* _Job_:
Transcribe all the records exactly and omit any images they hold.

* _Record excerpts_:

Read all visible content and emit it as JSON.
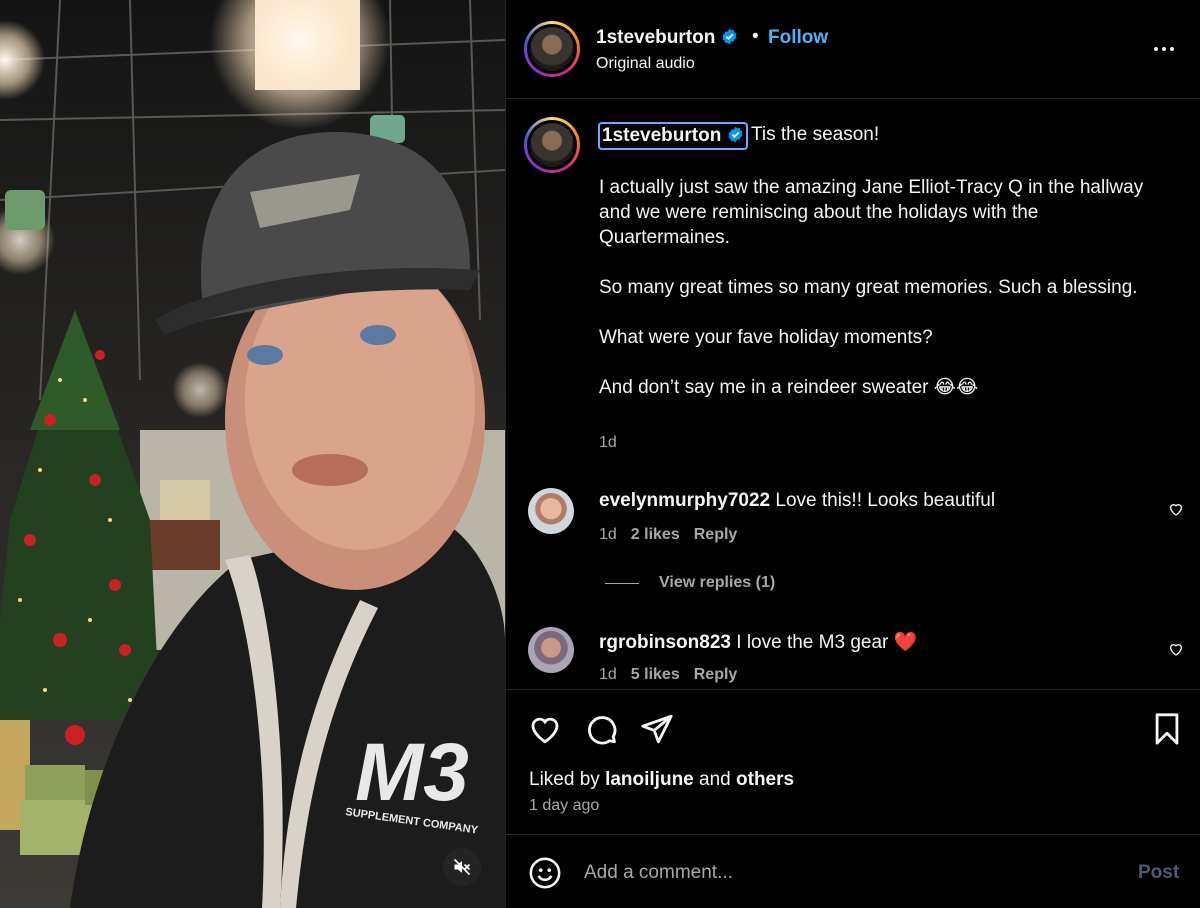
{
  "header": {
    "username": "1steveburton",
    "follow_label": "Follow",
    "separator": "•",
    "subtitle": "Original audio",
    "more_icon": "more-horizontal-icon"
  },
  "caption": {
    "username": "1steveburton",
    "first_line": "Tis the season!",
    "body": "I actually just saw the amazing Jane Elliot-Tracy Q in the hallway and we were reminiscing about the holidays with the Quartermaines.\n\nSo many great times so many great memories. Such a blessing.\n\nWhat were your fave holiday moments?\n\nAnd don’t say me in a reindeer sweater 😂😂",
    "time": "1d"
  },
  "comments": [
    {
      "username": "evelynmurphy7022",
      "text": "Love this!! Looks beautiful",
      "time": "1d",
      "likes": "2 likes",
      "reply": "Reply",
      "view_replies": "View replies (1)"
    },
    {
      "username": "rgrobinson823",
      "text": "I love the M3 gear ❤️",
      "time": "1d",
      "likes": "5 likes",
      "reply": "Reply"
    }
  ],
  "actions": {
    "liked_prefix": "Liked by",
    "liked_user": "lanoiljune",
    "liked_and": "and",
    "liked_others": "others",
    "timestamp": "1 day ago"
  },
  "comment_bar": {
    "placeholder": "Add a comment...",
    "post_label": "Post"
  },
  "video": {
    "shirt_logo": "M3",
    "shirt_sub": "SUPPLEMENT COMPANY"
  },
  "colors": {
    "background": "#000000",
    "link_blue": "#4cb5f9",
    "verified_blue": "#0095f6",
    "muted_text": "#a8a8a8",
    "post_disabled": "#4a5d78",
    "divider": "#262626"
  }
}
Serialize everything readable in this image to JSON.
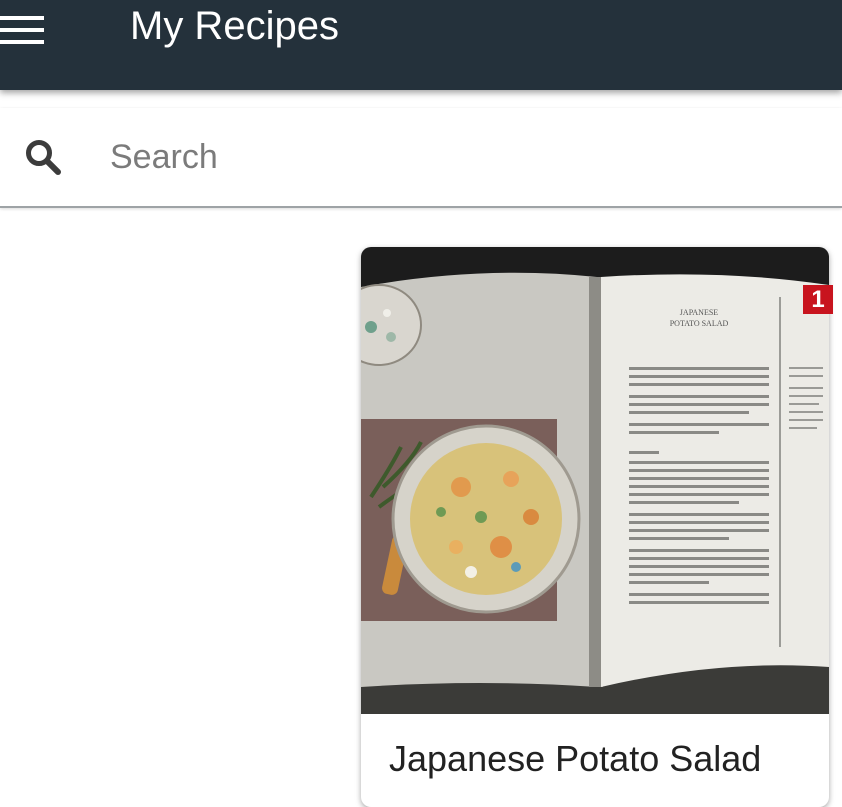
{
  "app": {
    "title": "My Recipes",
    "header_color": "#24313b",
    "menu_icon": "menu-icon"
  },
  "search": {
    "placeholder": "Search",
    "value": "",
    "icon": "search-icon"
  },
  "recipes": [
    {
      "title": "Japanese Potato Salad",
      "image": "open cookbook showing potato salad",
      "book_heading": [
        "JAPANESE",
        "POTATO SALAD"
      ],
      "badge": "1",
      "badge_color": "#c8141e"
    }
  ]
}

* _Task response_:
Read all visible content and emit it as JSON.
{
  "header": {
    "username": "1steveburton",
    "follow_label": "Follow",
    "separator": "•",
    "subtitle": "Original audio",
    "more_icon": "more-horizontal-icon"
  },
  "caption": {
    "username": "1steveburton",
    "first_line": "Tis the season!",
    "body": "I actually just saw the amazing Jane Elliot-Tracy Q in the hallway and we were reminiscing about the holidays with the Quartermaines.\n\nSo many great times so many great memories. Such a blessing.\n\nWhat were your fave holiday moments?\n\nAnd don’t say me in a reindeer sweater 😂😂",
    "time": "1d"
  },
  "comments": [
    {
      "username": "evelynmurphy7022",
      "text": "Love this!! Looks beautiful",
      "time": "1d",
      "likes": "2 likes",
      "reply": "Reply",
      "view_replies": "View replies (1)"
    },
    {
      "username": "rgrobinson823",
      "text": "I love the M3 gear ❤️",
      "time": "1d",
      "likes": "5 likes",
      "reply": "Reply"
    }
  ],
  "actions": {
    "liked_prefix": "Liked by",
    "liked_user": "lanoiljune",
    "liked_and": "and",
    "liked_others": "others",
    "timestamp": "1 day ago"
  },
  "comment_bar": {
    "placeholder": "Add a comment...",
    "post_label": "Post"
  },
  "video": {
    "shirt_logo": "M3",
    "shirt_sub": "SUPPLEMENT COMPANY"
  },
  "colors": {
    "background": "#000000",
    "link_blue": "#4cb5f9",
    "verified_blue": "#0095f6",
    "muted_text": "#a8a8a8",
    "post_disabled": "#4a5d78",
    "divider": "#262626"
  }
}
Serialize everything readable in this image to JSON.
{
  "app": {
    "title": "My Recipes",
    "header_color": "#24313b",
    "menu_icon": "menu-icon"
  },
  "search": {
    "placeholder": "Search",
    "value": "",
    "icon": "search-icon"
  },
  "recipes": [
    {
      "title": "Japanese Potato Salad",
      "image": "open cookbook showing potato salad",
      "book_heading": [
        "JAPANESE",
        "POTATO SALAD"
      ],
      "badge": "1",
      "badge_color": "#c8141e"
    }
  ]
}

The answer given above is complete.